*EXERCISE DIRECTIONS*
Using the listing below, select the lines with the word "lange" and copy them.

*SUPPLIED DATA*
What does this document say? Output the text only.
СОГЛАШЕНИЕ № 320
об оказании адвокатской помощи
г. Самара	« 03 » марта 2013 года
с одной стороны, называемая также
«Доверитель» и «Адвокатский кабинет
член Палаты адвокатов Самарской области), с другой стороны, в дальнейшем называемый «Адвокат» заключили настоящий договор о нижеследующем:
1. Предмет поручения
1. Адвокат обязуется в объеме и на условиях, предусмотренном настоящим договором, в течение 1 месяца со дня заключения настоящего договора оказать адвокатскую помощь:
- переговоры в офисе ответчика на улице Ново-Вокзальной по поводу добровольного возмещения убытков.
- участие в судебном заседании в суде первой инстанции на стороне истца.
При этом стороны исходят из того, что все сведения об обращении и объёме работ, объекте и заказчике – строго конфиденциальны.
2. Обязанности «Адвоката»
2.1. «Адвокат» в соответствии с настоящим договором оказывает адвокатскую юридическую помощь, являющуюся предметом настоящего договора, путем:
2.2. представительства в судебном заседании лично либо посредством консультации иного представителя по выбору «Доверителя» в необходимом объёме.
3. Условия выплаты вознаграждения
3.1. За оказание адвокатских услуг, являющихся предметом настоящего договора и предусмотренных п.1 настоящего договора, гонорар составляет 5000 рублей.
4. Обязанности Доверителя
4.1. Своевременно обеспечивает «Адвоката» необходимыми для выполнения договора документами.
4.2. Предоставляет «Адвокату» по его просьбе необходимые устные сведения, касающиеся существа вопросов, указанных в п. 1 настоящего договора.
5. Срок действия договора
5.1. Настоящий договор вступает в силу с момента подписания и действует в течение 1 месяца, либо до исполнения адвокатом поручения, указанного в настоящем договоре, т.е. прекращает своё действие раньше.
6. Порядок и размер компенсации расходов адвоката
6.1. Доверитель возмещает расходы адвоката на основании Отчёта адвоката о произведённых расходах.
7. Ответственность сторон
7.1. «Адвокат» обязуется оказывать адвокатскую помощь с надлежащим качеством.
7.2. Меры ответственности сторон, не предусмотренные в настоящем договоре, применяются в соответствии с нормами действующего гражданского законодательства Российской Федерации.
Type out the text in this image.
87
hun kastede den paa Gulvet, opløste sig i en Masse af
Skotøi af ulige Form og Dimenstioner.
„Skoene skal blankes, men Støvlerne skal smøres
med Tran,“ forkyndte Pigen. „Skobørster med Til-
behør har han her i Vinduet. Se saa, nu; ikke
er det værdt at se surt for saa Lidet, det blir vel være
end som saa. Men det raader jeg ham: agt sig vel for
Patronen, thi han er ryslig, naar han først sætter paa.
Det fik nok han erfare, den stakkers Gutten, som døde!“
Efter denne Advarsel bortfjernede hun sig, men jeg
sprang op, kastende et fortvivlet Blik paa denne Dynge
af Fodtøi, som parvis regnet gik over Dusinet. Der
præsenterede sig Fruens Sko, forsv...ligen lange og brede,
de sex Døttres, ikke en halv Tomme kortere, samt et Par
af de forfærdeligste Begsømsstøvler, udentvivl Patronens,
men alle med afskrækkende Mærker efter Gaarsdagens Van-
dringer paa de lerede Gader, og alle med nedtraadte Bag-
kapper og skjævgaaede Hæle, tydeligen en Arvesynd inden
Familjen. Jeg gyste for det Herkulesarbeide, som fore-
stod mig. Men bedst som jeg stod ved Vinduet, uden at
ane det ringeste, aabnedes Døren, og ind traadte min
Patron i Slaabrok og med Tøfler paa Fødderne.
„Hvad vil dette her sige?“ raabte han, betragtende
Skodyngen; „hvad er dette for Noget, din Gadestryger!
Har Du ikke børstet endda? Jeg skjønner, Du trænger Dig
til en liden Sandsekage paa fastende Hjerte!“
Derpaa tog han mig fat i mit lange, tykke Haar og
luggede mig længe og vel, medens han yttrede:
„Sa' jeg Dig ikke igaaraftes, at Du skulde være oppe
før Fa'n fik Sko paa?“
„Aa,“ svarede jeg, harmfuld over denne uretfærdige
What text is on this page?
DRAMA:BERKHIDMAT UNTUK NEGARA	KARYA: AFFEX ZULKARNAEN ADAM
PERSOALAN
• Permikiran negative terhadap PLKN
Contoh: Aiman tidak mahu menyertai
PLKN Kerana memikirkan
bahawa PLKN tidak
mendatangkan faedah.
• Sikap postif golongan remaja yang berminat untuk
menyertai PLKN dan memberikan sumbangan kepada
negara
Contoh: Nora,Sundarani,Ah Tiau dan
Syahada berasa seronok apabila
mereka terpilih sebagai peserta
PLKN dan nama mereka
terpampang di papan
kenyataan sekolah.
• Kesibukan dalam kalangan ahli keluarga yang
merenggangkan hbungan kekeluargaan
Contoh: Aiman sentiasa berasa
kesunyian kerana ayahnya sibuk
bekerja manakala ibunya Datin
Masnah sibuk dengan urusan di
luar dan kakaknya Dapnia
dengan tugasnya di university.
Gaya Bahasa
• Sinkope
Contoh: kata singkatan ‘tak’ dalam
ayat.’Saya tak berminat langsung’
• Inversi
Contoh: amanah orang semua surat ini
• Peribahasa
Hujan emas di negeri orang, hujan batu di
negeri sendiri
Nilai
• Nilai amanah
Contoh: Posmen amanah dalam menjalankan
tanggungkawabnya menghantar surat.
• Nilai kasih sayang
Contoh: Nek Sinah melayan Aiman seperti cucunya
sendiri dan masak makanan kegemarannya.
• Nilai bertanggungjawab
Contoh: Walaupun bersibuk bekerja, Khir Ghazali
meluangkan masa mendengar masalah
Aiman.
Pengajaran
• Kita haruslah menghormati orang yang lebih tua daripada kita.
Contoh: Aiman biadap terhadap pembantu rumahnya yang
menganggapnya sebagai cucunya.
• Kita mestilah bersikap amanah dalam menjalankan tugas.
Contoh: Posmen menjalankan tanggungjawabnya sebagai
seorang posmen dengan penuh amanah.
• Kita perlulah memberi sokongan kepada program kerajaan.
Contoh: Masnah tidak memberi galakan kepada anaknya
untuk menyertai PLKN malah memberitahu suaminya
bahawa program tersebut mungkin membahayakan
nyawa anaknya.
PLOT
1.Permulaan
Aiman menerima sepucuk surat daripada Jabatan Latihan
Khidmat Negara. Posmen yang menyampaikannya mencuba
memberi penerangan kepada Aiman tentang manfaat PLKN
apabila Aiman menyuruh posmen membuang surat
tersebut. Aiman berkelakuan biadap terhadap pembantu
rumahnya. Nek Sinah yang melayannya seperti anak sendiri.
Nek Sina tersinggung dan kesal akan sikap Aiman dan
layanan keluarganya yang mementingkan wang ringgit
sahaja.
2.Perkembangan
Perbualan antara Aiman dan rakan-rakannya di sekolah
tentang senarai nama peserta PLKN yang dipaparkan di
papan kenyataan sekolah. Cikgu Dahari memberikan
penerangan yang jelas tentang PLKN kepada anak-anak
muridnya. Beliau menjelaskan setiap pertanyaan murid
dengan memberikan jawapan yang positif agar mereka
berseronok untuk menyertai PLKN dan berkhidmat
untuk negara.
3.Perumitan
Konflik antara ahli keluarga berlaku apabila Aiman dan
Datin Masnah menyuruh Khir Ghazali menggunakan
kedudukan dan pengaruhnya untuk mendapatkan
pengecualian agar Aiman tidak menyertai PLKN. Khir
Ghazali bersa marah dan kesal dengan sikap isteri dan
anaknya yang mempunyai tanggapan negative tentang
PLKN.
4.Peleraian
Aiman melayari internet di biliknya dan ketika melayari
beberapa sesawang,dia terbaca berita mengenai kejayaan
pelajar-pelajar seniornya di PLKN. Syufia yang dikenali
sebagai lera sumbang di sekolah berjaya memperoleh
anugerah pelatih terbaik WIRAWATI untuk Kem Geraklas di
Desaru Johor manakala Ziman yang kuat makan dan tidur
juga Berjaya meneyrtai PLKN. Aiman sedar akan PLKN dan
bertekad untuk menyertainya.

*WRITTEN RESPONSE*
præsenterede sig Fruens Sko, forsv...ligen lange og brede,
Derpaa tog han mig fat i mit lange, tykke Haar og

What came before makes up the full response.